Work required:
Give the records back in full, exactly as they read.
━━━━━ Material for this exercise ━━━━━
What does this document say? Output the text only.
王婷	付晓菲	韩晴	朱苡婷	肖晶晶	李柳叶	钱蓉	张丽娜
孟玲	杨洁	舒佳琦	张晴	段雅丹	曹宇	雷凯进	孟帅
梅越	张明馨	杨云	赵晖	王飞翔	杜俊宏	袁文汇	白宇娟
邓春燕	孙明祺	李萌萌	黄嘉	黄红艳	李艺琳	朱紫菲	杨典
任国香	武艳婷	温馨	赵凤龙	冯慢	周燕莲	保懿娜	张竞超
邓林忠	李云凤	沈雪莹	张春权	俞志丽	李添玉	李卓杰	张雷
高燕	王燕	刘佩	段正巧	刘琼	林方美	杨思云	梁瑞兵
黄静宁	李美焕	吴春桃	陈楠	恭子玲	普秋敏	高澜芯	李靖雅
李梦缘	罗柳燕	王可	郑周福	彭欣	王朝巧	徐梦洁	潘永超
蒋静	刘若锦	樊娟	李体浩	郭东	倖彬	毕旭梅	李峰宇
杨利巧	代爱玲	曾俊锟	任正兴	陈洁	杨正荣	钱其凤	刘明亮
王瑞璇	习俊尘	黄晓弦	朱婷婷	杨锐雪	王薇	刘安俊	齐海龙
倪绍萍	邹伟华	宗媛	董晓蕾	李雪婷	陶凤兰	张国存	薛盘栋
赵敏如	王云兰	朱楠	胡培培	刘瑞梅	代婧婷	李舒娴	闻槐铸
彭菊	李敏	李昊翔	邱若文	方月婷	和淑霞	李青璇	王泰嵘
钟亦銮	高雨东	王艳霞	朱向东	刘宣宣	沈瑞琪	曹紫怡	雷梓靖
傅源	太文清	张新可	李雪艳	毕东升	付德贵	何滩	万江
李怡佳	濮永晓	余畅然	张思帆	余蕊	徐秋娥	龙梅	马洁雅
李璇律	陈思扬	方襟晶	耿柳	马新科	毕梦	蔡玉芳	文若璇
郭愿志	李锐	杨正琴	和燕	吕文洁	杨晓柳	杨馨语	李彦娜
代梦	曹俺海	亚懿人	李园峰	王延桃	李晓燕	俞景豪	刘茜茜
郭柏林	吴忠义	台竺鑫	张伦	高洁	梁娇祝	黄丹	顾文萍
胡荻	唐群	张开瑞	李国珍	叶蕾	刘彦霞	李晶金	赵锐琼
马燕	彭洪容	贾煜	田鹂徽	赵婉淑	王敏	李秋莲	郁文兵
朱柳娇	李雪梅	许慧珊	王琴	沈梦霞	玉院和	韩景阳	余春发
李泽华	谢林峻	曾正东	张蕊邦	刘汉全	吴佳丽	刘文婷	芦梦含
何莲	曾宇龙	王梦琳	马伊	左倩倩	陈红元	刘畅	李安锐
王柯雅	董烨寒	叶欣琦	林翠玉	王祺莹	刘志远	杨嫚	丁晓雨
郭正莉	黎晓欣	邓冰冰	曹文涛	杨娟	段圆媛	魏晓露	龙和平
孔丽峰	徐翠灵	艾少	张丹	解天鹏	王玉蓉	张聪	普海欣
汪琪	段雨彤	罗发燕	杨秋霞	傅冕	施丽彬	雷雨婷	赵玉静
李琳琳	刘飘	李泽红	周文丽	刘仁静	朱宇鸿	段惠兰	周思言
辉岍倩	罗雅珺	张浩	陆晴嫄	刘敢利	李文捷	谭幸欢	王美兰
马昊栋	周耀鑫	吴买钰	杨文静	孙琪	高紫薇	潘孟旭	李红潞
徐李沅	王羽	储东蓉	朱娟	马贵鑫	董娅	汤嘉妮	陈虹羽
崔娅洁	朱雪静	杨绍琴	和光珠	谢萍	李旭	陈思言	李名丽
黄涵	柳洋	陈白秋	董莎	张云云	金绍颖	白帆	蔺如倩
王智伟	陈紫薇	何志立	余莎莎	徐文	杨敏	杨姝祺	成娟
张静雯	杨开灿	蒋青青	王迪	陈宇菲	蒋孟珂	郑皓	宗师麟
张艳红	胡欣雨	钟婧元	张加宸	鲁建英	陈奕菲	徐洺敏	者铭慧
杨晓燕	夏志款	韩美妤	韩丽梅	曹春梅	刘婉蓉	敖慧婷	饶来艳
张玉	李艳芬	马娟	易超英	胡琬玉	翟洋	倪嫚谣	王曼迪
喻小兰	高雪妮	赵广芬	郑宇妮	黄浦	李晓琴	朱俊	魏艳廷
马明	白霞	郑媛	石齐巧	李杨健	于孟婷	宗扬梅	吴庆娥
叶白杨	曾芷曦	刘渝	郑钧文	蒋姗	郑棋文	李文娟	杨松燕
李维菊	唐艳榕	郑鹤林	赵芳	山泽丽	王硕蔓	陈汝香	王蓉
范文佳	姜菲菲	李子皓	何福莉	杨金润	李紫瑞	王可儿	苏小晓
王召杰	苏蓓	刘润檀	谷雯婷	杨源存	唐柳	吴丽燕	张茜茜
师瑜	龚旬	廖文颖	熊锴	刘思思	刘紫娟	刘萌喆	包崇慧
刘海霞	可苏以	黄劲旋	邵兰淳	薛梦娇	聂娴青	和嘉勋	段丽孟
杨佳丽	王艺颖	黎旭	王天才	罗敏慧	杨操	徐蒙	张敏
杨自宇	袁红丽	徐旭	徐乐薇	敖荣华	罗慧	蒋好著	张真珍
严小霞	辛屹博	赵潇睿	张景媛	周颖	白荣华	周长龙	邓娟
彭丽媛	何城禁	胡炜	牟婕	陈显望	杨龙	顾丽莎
━━━━━
The response:
What does this document say? Output the text only.
王婷	付晓菲	韩晴	朱苡婷	肖晶晶	李柳叶	钱蓉	张丽娜
孟玲	杨洁	舒佳琦	张晴	段雅丹	曹宇	雷凯进	孟帅
梅越	张明馨	杨云	赵晖	王飞翔	杜俊宏	袁文汇	白宇娟
邓春燕	孙明祺	李萌萌	黄嘉	黄红艳	李艺琳	朱紫菲	杨典
任国香	武艳婷	温馨	赵凤龙	冯慢	周燕莲	保懿娜	张竞超
邓林忠	李云凤	沈雪莹	张春权	俞志丽	李添玉	李卓杰	张雷
高燕	王燕	刘佩	段正巧	刘琼	林方美	杨思云	梁瑞兵
黄静宁	李美焕	吴春桃	陈楠	恭子玲	普秋敏	高澜芯	李靖雅
李梦缘	罗柳燕	王可	郑周福	彭欣	王朝巧	徐梦洁	潘永超
蒋静	刘若锦	樊娟	李体浩	郭东	倖彬	毕旭梅	李峰宇
杨利巧	代爱玲	曾俊锟	任正兴	陈洁	杨正荣	钱其凤	刘明亮
王瑞璇	习俊尘	黄晓弦	朱婷婷	杨锐雪	王薇	刘安俊	齐海龙
倪绍萍	邹伟华	宗媛	董晓蕾	李雪婷	陶凤兰	张国存	薛盘栋
赵敏如	王云兰	朱楠	胡培培	刘瑞梅	代婧婷	李舒娴	闻槐铸
彭菊	李敏	李昊翔	邱若文	方月婷	和淑霞	李青璇	王泰嵘
钟亦銮	高雨东	王艳霞	朱向东	刘宣宣	沈瑞琪	曹紫怡	雷梓靖
傅源	太文清	张新可	李雪艳	毕东升	付德贵	何滩	万江
李怡佳	濮永晓	余畅然	张思帆	余蕊	徐秋娥	龙梅	马洁雅
李璇律	陈思扬	方襟晶	耿柳	马新科	毕梦	蔡玉芳	文若璇
郭愿志	李锐	杨正琴	和燕	吕文洁	杨晓柳	杨馨语	李彦娜
代梦	曹俺海	亚懿人	李园峰	王延桃	李晓燕	俞景豪	刘茜茜
郭柏林	吴忠义	台竺鑫	张伦	高洁	梁娇祝	黄丹	顾文萍
胡荻	唐群	张开瑞	李国珍	叶蕾	刘彦霞	李晶金	赵锐琼
马燕	彭洪容	贾煜	田鹂徽	赵婉淑	王敏	李秋莲	郁文兵
朱柳娇	李雪梅	许慧珊	王琴	沈梦霞	玉院和	韩景阳	余春发
李泽华	谢林峻	曾正东	张蕊邦	刘汉全	吴佳丽	刘文婷	芦梦含
何莲	曾宇龙	王梦琳	马伊	左倩倩	陈红元	刘畅	李安锐
王柯雅	董烨寒	叶欣琦	林翠玉	王祺莹	刘志远	杨嫚	丁晓雨
郭正莉	黎晓欣	邓冰冰	曹文涛	杨娟	段圆媛	魏晓露	龙和平
孔丽峰	徐翠灵	艾少	张丹	解天鹏	王玉蓉	张聪	普海欣
汪琪	段雨彤	罗发燕	杨秋霞	傅冕	施丽彬	雷雨婷	赵玉静
李琳琳	刘飘	李泽红	周文丽	刘仁静	朱宇鸿	段惠兰	周思言
辉岍倩	罗雅珺	张浩	陆晴嫄	刘敢利	李文捷	谭幸欢	王美兰
马昊栋	周耀鑫	吴买钰	杨文静	孙琪	高紫薇	潘孟旭	李红潞
徐李沅	王羽	储东蓉	朱娟	马贵鑫	董娅	汤嘉妮	陈虹羽
崔娅洁	朱雪静	杨绍琴	和光珠	谢萍	李旭	陈思言	李名丽
黄涵	柳洋	陈白秋	董莎	张云云	金绍颖	白帆	蔺如倩
王智伟	陈紫薇	何志立	余莎莎	徐文	杨敏	杨姝祺	成娟
张静雯	杨开灿	蒋青青	王迪	陈宇菲	蒋孟珂	郑皓	宗师麟
张艳红	胡欣雨	钟婧元	张加宸	鲁建英	陈奕菲	徐洺敏	者铭慧
杨晓燕	夏志款	韩美妤	韩丽梅	曹春梅	刘婉蓉	敖慧婷	饶来艳
张玉	李艳芬	马娟	易超英	胡琬玉	翟洋	倪嫚谣	王曼迪
喻小兰	高雪妮	赵广芬	郑宇妮	黄浦	李晓琴	朱俊	魏艳廷
马明	白霞	郑媛	石齐巧	李杨健	于孟婷	宗扬梅	吴庆娥
叶白杨	曾芷曦	刘渝	郑钧文	蒋姗	郑棋文	李文娟	杨松燕
李维菊	唐艳榕	郑鹤林	赵芳	山泽丽	王硕蔓	陈汝香	王蓉
范文佳	姜菲菲	李子皓	何福莉	杨金润	李紫瑞	王可儿	苏小晓
王召杰	苏蓓	刘润檀	谷雯婷	杨源存	唐柳	吴丽燕	张茜茜
师瑜	龚旬	廖文颖	熊锴	刘思思	刘紫娟	刘萌喆	包崇慧
刘海霞	可苏以	黄劲旋	邵兰淳	薛梦娇	聂娴青	和嘉勋	段丽孟
杨佳丽	王艺颖	黎旭	王天才	罗敏慧	杨操	徐蒙	张敏
杨自宇	袁红丽	徐旭	徐乐薇	敖荣华	罗慧	蒋好著	张真珍
严小霞	辛屹博	赵潇睿	张景媛	周颖	白荣华	周长龙	邓娟
彭丽媛	何城禁	胡炜	牟婕	陈显望	杨龙	顾丽莎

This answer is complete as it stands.